Lo llamativo es que, en sus veinticinco años de mandato, Putin siempre ha sido extraordinariamente transparente respecto a sus obsesiones históricas y geopolíticas. Siempre ha dicho que Lenin cometió un terrible error al convertir en una República Soviética a Ucrania, que según él es simplemente una región rusa. Ha afirmado en más de una ocasión, también, que la caída de la Unión Soviética fue una tragedia porque convirtió a una gran potencia, Rusia, en un país con el orgullo herido. Hace quince años empezó a transmitir en cumbres internacionales que Rusia no estaba siendo tratada de manera justa por Occidente y que no estaba dispuesta a asumir sin más un papel secundario en el orden mundial y a renunciar al control de lo que consideraba su esfera de influencia legítima. Hace diez, invadió Crimea con el solo argumento de que esta siempre había sido rusa y debía volver a serlo.

En los últimos años, Putin ha insistido cada vez más en viejos temas del nacionalismo ruso: que Rusia no es un Estado-nación estándar, sino una civilización que tiene por misión defender los valores cristianos y conservadores; que Occidente es un lugar corrupto y decadente cuya influencia cultural debe eliminarse del mundo ortodoxo. Y en el verano de 2021 publicó un largo artículo en el que explicaba detalladamente, con argumentos históricos que se remontaban a la Edad Media y que tenían un fuerte componente legendario, por qué Ucrania debía volver a ser rusa. No podría haber sido más claro. Pero ni siquiera quienes entonces llamamos la atención sobre ese artículo pensamos que Putin hablara en serio, o que fuera tan irracional como para iniciar una guerra a gran escala. Creíamos que eso ya no era posible.

- Sección de datos

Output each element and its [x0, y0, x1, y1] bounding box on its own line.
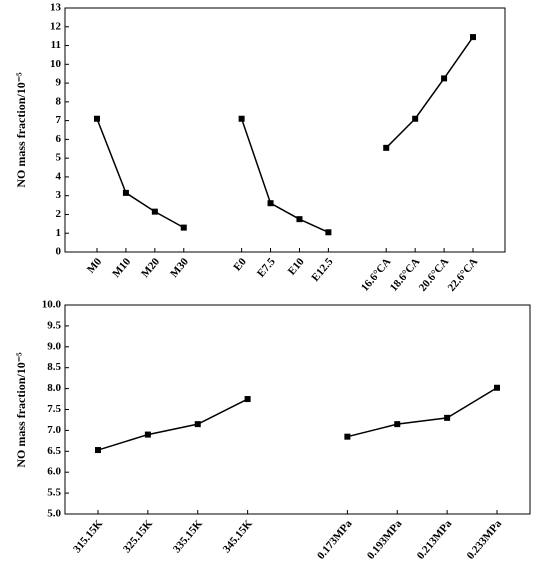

- Tarea del ejercicio
Reproduce sin cambios, por favor, el fragmento del texto sobre Putin que va desde "En los últimos" hasta "no era posible.", ambos incluidos.

- Resultado correcto
En los últimos años, Putin ha insistido cada vez más en viejos temas del nacionalismo ruso: que Rusia no es un Estado-nación estándar, sino una civilización que tiene por misión defender los valores cristianos y conservadores; que Occidente es un lugar corrupto y decadente cuya influencia cultural debe eliminarse del mundo ortodoxo. Y en el verano de 2021 publicó un largo artículo en el que explicaba detalladamente, con argumentos históricos que se remontaban a la Edad Media y que tenían un fuerte componente legendario, por qué Ucrania debía volver a ser rusa. No podría haber sido más claro. Pero ni siquiera quienes entonces llamamos la atención sobre ese artículo pensamos que Putin hablara en serio, o que fuera tan irracional como para iniciar una guerra a gran escala. Creíamos que eso ya no era posible.